- **TASK TO COMPLETE**: Search the material for the string "Output" and copy each line where it occurs.
** START AVAILABLE RECORDS **
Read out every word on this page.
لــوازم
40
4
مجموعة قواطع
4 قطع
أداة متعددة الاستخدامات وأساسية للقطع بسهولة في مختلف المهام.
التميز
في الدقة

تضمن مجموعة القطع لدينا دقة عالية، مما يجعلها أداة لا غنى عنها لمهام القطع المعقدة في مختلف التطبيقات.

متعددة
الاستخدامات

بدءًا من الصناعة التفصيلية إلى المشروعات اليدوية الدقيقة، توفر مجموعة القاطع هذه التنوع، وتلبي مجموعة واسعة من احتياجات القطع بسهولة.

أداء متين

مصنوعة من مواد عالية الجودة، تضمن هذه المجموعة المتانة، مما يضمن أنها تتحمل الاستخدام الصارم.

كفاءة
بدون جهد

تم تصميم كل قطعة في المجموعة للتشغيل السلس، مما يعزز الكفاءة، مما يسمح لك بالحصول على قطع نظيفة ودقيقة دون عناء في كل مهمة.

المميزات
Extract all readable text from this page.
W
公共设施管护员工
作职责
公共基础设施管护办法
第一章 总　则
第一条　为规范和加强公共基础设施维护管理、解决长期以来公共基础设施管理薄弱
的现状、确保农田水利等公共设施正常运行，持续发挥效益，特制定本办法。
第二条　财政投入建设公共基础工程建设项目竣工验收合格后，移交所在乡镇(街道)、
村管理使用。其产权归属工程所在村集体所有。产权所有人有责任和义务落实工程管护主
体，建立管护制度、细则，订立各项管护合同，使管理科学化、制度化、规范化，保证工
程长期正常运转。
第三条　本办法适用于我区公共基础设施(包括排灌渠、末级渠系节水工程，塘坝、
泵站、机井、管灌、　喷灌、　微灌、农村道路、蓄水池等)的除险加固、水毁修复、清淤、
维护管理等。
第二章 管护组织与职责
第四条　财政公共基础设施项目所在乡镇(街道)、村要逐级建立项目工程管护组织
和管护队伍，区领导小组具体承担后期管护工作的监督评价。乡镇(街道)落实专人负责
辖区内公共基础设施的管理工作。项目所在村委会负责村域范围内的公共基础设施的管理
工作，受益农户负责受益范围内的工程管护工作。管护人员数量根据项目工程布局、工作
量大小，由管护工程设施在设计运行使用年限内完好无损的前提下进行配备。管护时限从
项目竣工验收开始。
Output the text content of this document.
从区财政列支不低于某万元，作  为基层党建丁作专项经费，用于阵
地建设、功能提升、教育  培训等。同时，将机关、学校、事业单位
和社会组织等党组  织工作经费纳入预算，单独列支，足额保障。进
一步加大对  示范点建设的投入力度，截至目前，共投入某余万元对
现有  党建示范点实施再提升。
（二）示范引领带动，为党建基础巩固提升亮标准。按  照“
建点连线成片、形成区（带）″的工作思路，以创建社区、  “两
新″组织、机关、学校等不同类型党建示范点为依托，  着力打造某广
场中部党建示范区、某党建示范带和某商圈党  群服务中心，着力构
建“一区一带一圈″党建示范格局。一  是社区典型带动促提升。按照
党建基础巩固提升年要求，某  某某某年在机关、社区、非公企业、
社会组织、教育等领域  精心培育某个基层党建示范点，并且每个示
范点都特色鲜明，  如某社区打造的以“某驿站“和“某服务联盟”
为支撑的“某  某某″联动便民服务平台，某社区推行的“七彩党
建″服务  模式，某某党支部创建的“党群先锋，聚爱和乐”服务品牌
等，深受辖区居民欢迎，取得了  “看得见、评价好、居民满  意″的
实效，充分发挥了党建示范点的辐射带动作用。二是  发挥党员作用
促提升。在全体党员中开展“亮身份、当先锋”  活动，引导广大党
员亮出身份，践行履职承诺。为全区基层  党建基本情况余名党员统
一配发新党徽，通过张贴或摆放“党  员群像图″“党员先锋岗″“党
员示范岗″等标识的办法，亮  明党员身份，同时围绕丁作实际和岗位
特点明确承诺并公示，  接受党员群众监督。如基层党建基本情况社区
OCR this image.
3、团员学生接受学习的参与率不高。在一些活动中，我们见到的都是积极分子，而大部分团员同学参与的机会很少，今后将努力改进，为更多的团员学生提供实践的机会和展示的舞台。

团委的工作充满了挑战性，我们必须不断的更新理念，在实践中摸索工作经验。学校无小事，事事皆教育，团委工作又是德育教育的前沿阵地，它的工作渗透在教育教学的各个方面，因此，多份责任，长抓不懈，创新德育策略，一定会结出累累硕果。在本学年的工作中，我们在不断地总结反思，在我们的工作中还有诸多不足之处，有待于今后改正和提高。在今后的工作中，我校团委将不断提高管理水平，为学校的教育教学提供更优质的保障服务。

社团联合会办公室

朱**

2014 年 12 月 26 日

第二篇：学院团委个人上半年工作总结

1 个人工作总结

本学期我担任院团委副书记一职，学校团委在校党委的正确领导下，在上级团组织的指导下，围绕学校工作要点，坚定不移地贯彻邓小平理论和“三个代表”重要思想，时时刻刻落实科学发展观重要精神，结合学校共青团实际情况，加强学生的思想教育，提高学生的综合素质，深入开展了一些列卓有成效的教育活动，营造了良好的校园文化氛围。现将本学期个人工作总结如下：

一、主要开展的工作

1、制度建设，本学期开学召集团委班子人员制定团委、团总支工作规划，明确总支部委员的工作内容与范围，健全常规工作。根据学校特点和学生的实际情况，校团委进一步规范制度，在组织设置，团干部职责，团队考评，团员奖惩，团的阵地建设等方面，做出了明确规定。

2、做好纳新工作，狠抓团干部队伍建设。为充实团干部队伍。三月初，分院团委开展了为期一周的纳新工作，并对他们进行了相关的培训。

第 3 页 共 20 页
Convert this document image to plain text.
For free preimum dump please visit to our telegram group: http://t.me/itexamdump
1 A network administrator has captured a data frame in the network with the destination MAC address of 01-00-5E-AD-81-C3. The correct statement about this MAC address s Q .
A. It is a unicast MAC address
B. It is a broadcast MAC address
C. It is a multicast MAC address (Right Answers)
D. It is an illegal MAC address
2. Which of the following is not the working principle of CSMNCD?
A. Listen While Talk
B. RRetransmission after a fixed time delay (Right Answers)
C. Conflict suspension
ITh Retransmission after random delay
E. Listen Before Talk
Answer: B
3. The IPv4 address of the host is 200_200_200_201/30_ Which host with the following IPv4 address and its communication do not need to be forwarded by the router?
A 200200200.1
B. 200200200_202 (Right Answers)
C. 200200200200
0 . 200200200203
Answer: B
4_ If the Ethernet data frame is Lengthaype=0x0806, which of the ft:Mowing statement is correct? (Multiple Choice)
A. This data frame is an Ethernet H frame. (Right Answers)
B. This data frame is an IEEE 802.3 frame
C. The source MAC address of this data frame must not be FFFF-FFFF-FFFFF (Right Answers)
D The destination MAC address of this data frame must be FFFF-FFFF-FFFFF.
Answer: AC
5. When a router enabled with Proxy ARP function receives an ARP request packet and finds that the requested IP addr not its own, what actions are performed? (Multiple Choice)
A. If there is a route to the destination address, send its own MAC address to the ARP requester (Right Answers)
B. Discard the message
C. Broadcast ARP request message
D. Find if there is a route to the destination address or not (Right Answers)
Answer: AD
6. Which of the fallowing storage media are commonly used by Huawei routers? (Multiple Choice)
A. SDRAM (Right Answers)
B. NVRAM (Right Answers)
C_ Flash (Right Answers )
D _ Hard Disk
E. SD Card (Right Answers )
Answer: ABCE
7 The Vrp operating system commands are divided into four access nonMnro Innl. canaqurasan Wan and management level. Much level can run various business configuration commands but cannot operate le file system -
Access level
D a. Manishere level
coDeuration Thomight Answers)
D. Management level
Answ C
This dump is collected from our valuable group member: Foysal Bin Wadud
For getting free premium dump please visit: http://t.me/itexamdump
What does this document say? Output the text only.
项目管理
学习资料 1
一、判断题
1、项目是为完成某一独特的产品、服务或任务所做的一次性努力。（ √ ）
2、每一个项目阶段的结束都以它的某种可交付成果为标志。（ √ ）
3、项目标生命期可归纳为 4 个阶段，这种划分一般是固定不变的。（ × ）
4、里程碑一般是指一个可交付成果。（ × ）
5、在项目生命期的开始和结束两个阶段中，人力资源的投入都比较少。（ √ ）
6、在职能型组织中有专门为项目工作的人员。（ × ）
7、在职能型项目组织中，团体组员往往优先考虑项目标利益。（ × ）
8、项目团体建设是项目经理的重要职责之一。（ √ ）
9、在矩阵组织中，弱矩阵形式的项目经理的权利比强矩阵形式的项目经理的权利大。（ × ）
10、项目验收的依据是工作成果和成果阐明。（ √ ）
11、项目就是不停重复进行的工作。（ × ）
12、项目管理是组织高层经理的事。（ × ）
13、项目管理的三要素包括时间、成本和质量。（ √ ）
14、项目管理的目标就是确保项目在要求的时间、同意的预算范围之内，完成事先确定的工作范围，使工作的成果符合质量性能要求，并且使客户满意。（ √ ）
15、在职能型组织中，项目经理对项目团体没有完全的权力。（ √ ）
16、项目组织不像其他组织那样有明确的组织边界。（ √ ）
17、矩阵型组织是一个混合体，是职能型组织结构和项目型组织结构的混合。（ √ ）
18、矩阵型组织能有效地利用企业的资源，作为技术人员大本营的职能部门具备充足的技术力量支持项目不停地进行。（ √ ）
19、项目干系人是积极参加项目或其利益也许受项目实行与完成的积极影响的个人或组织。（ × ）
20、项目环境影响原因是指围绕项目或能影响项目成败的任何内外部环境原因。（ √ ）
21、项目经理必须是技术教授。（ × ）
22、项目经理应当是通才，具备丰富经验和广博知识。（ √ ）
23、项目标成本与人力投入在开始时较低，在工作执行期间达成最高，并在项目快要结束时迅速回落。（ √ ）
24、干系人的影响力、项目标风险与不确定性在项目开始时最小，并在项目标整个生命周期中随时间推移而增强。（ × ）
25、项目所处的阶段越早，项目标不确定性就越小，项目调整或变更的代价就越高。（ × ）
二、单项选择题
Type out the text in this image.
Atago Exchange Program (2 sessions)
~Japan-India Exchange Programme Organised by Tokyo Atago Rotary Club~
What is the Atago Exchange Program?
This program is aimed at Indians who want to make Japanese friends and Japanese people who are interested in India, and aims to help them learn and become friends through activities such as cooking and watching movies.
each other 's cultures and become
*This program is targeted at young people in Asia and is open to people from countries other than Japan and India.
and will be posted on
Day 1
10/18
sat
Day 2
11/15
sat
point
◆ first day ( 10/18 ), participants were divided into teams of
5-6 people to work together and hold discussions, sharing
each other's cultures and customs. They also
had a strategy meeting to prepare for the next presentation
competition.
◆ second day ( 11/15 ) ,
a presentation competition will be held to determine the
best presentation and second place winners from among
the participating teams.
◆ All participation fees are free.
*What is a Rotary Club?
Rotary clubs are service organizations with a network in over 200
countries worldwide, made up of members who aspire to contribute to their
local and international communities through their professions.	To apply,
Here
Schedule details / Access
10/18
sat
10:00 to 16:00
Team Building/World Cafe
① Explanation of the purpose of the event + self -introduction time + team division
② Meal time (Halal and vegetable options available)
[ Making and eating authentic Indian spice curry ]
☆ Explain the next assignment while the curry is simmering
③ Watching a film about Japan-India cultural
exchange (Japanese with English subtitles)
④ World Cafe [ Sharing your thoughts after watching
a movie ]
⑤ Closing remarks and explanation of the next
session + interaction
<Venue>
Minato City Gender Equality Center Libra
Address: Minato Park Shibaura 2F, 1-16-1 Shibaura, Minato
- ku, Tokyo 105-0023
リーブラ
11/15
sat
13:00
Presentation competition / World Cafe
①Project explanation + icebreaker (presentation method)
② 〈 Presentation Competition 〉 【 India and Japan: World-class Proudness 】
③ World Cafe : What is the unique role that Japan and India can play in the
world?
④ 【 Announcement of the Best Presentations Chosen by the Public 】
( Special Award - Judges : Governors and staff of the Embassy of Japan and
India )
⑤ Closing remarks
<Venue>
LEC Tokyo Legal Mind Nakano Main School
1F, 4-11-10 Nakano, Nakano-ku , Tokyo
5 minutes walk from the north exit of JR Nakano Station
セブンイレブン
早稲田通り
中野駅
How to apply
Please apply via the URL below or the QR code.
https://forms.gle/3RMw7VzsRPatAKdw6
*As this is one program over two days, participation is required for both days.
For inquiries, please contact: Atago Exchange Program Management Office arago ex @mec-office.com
** END AVAILABLE RECORDS **
- **ANSWER TO THIS PROBLEM**:
Output the text content of this document.
What does this document say? Output the text only.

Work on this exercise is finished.